Aim: Report back each line of the records that contains the string "this".

(Stored items from a collection)
**********
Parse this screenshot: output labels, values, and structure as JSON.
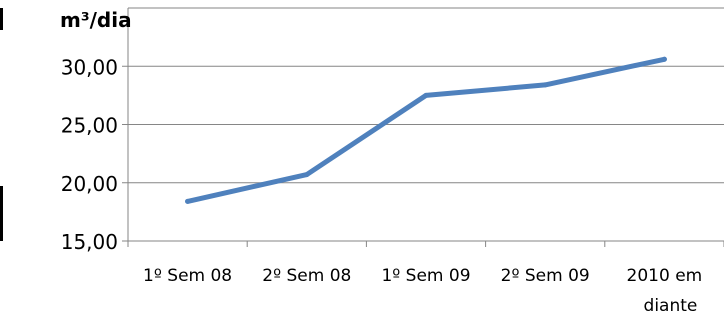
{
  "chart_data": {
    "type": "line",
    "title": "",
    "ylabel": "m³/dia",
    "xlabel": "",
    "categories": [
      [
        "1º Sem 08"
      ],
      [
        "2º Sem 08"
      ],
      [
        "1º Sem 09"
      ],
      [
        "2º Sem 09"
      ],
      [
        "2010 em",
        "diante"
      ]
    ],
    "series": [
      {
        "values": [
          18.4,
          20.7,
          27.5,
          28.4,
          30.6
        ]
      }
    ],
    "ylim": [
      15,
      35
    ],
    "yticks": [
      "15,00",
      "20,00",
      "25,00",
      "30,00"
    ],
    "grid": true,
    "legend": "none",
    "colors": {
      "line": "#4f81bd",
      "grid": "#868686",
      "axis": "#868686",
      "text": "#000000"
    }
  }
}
**********
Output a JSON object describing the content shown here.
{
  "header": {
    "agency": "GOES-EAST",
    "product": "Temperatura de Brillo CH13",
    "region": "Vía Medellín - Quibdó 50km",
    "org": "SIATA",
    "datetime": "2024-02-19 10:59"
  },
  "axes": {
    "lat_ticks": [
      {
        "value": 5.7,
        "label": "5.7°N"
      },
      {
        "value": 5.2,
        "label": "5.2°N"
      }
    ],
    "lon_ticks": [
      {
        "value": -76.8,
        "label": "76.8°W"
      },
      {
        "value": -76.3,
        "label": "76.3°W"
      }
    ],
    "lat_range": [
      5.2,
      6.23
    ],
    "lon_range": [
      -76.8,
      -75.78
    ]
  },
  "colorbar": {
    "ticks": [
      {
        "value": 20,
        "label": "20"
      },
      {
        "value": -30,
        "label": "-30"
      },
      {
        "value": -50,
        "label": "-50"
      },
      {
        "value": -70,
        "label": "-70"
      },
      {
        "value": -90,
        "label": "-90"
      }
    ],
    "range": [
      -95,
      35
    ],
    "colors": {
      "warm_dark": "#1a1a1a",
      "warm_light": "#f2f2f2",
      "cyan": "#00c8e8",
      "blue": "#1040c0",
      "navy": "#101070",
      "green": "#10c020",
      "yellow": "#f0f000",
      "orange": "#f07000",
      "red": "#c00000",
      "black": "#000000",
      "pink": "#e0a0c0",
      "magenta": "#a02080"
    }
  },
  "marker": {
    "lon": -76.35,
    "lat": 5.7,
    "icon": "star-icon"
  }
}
**********
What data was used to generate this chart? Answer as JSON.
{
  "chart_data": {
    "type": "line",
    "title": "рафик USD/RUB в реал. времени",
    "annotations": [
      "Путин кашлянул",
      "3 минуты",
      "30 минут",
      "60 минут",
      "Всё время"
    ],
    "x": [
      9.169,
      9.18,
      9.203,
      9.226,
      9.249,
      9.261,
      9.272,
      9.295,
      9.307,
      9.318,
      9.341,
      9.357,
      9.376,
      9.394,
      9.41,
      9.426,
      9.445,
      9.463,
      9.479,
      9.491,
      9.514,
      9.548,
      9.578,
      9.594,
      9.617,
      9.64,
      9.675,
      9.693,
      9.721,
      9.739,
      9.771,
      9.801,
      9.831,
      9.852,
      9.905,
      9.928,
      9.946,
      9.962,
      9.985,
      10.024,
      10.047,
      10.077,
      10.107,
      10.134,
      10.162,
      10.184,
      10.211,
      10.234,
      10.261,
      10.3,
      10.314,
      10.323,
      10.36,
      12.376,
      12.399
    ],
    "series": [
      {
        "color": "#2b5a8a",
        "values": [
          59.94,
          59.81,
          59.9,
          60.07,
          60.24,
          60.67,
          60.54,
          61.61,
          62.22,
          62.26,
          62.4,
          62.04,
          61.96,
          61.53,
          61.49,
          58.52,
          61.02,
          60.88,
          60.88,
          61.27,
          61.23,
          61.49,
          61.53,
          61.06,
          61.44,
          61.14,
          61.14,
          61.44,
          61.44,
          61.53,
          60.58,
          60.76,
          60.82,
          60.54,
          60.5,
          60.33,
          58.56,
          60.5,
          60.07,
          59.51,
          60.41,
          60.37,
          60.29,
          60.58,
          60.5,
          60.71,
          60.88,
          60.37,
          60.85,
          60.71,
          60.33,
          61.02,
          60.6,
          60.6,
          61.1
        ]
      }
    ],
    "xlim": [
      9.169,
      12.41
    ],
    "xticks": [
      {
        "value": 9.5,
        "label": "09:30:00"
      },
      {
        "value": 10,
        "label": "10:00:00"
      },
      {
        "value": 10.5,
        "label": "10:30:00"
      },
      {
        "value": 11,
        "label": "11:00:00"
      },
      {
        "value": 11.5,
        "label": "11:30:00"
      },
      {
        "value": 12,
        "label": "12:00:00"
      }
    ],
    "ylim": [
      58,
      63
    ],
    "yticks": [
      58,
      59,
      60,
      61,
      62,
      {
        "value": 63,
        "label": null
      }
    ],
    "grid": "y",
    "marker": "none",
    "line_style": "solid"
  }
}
**********
Complete answer:
Parse this screenshot: output labels, values, and structure as JSON.
What data was used to generate this chart? Answer as JSON.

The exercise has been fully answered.